EXERCISE
Print the listing below in its entirety, character for character.

Raw records
>> BEGIN

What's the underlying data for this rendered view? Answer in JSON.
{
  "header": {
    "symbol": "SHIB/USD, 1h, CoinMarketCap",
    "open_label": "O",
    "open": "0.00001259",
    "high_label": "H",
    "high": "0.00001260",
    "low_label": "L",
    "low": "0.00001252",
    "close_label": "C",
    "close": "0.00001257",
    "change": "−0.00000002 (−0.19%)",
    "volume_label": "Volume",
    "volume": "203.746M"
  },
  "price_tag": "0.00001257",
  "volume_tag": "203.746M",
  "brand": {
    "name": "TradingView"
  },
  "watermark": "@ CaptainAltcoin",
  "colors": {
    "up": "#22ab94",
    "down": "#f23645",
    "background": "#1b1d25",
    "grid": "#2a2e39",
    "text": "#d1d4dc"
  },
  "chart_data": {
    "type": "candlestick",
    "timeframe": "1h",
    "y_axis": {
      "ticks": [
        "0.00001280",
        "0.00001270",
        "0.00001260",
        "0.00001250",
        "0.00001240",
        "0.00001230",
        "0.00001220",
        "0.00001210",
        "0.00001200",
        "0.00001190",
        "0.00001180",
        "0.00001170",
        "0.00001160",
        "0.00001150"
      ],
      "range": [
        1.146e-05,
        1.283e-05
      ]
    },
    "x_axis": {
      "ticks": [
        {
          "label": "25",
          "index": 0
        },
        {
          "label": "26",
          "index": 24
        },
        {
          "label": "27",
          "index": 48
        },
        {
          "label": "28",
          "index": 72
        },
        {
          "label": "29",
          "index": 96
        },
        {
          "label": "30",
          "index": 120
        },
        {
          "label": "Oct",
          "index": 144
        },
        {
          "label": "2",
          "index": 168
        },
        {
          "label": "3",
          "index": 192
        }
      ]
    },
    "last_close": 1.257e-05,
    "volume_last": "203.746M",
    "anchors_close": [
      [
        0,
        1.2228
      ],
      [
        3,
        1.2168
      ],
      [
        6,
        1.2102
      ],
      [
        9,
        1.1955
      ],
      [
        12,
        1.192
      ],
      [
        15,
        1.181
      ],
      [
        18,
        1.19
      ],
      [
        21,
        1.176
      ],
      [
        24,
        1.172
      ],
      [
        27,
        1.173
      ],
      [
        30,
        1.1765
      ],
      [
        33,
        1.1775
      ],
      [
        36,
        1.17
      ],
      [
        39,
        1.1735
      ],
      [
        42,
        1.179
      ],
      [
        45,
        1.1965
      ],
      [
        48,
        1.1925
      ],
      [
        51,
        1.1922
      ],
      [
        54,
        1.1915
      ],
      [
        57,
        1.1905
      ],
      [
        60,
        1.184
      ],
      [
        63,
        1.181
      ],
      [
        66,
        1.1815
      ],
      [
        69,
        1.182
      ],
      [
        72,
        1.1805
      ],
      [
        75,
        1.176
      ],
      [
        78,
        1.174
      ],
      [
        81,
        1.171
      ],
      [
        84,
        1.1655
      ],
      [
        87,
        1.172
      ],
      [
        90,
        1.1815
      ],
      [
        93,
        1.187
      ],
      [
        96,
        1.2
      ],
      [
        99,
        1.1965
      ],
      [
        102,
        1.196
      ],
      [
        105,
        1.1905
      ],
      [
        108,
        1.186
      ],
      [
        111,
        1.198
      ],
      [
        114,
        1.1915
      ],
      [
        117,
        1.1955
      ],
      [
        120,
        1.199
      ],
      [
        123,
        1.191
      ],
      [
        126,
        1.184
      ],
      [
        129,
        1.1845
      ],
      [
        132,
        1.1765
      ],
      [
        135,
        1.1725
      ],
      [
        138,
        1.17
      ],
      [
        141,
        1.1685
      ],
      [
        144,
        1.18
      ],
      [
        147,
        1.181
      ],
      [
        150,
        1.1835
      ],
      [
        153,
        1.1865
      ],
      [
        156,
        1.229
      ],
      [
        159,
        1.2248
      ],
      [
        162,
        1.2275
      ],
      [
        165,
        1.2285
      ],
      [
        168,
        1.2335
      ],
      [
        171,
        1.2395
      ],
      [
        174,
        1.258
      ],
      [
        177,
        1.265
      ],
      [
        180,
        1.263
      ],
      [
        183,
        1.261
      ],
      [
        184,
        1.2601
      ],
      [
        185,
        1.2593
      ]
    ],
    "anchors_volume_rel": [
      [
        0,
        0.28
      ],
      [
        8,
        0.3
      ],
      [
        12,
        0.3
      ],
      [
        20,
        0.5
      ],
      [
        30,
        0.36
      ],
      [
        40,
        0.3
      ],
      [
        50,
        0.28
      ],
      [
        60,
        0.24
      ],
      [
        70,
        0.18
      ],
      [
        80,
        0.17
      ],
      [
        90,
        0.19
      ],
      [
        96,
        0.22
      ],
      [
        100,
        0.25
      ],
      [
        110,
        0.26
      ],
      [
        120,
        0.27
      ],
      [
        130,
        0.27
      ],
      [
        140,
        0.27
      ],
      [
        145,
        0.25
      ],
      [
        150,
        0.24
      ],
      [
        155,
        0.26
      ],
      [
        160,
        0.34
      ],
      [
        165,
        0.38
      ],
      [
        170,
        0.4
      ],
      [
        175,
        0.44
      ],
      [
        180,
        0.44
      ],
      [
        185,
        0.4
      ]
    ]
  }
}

>> END

SOLUTION BELOW
What's the underlying data for this rendered view? Answer in JSON.
{
  "header": {
    "symbol": "SHIB/USD, 1h, CoinMarketCap",
    "open_label": "O",
    "open": "0.00001259",
    "high_label": "H",
    "high": "0.00001260",
    "low_label": "L",
    "low": "0.00001252",
    "close_label": "C",
    "close": "0.00001257",
    "change": "−0.00000002 (−0.19%)",
    "volume_label": "Volume",
    "volume": "203.746M"
  },
  "price_tag": "0.00001257",
  "volume_tag": "203.746M",
  "brand": {
    "name": "TradingView"
  },
  "watermark": "@ CaptainAltcoin",
  "colors": {
    "up": "#22ab94",
    "down": "#f23645",
    "background": "#1b1d25",
    "grid": "#2a2e39",
    "text": "#d1d4dc"
  },
  "chart_data": {
    "type": "candlestick",
    "timeframe": "1h",
    "y_axis": {
      "ticks": [
        "0.00001280",
        "0.00001270",
        "0.00001260",
        "0.00001250",
        "0.00001240",
        "0.00001230",
        "0.00001220",
        "0.00001210",
        "0.00001200",
        "0.00001190",
        "0.00001180",
        "0.00001170",
        "0.00001160",
        "0.00001150"
      ],
      "range": [
        1.146e-05,
        1.283e-05
      ]
    },
    "x_axis": {
      "ticks": [
        {
          "label": "25",
          "index": 0
        },
        {
          "label": "26",
          "index": 24
        },
        {
          "label": "27",
          "index": 48
        },
        {
          "label": "28",
          "index": 72
        },
        {
          "label": "29",
          "index": 96
        },
        {
          "label": "30",
          "index": 120
        },
        {
          "label": "Oct",
          "index": 144
        },
        {
          "label": "2",
          "index": 168
        },
        {
          "label": "3",
          "index": 192
        }
      ]
    },
    "last_close": 1.257e-05,
    "volume_last": "203.746M",
    "anchors_close": [
      [
        0,
        1.2228
      ],
      [
        3,
        1.2168
      ],
      [
        6,
        1.2102
      ],
      [
        9,
        1.1955
      ],
      [
        12,
        1.192
      ],
      [
        15,
        1.181
      ],
      [
        18,
        1.19
      ],
      [
        21,
        1.176
      ],
      [
        24,
        1.172
      ],
      [
        27,
        1.173
      ],
      [
        30,
        1.1765
      ],
      [
        33,
        1.1775
      ],
      [
        36,
        1.17
      ],
      [
        39,
        1.1735
      ],
      [
        42,
        1.179
      ],
      [
        45,
        1.1965
      ],
      [
        48,
        1.1925
      ],
      [
        51,
        1.1922
      ],
      [
        54,
        1.1915
      ],
      [
        57,
        1.1905
      ],
      [
        60,
        1.184
      ],
      [
        63,
        1.181
      ],
      [
        66,
        1.1815
      ],
      [
        69,
        1.182
      ],
      [
        72,
        1.1805
      ],
      [
        75,
        1.176
      ],
      [
        78,
        1.174
      ],
      [
        81,
        1.171
      ],
      [
        84,
        1.1655
      ],
      [
        87,
        1.172
      ],
      [
        90,
        1.1815
      ],
      [
        93,
        1.187
      ],
      [
        96,
        1.2
      ],
      [
        99,
        1.1965
      ],
      [
        102,
        1.196
      ],
      [
        105,
        1.1905
      ],
      [
        108,
        1.186
      ],
      [
        111,
        1.198
      ],
      [
        114,
        1.1915
      ],
      [
        117,
        1.1955
      ],
      [
        120,
        1.199
      ],
      [
        123,
        1.191
      ],
      [
        126,
        1.184
      ],
      [
        129,
        1.1845
      ],
      [
        132,
        1.1765
      ],
      [
        135,
        1.1725
      ],
      [
        138,
        1.17
      ],
      [
        141,
        1.1685
      ],
      [
        144,
        1.18
      ],
      [
        147,
        1.181
      ],
      [
        150,
        1.1835
      ],
      [
        153,
        1.1865
      ],
      [
        156,
        1.229
      ],
      [
        159,
        1.2248
      ],
      [
        162,
        1.2275
      ],
      [
        165,
        1.2285
      ],
      [
        168,
        1.2335
      ],
      [
        171,
        1.2395
      ],
      [
        174,
        1.258
      ],
      [
        177,
        1.265
      ],
      [
        180,
        1.263
      ],
      [
        183,
        1.261
      ],
      [
        184,
        1.2601
      ],
      [
        185,
        1.2593
      ]
    ],
    "anchors_volume_rel": [
      [
        0,
        0.28
      ],
      [
        8,
        0.3
      ],
      [
        12,
        0.3
      ],
      [
        20,
        0.5
      ],
      [
        30,
        0.36
      ],
      [
        40,
        0.3
      ],
      [
        50,
        0.28
      ],
      [
        60,
        0.24
      ],
      [
        70,
        0.18
      ],
      [
        80,
        0.17
      ],
      [
        90,
        0.19
      ],
      [
        96,
        0.22
      ],
      [
        100,
        0.25
      ],
      [
        110,
        0.26
      ],
      [
        120,
        0.27
      ],
      [
        130,
        0.27
      ],
      [
        140,
        0.27
      ],
      [
        145,
        0.25
      ],
      [
        150,
        0.24
      ],
      [
        155,
        0.26
      ],
      [
        160,
        0.34
      ],
      [
        165,
        0.38
      ],
      [
        170,
        0.4
      ],
      [
        175,
        0.44
      ],
      [
        180,
        0.44
      ],
      [
        185,
        0.4
      ]
    ]
  }
}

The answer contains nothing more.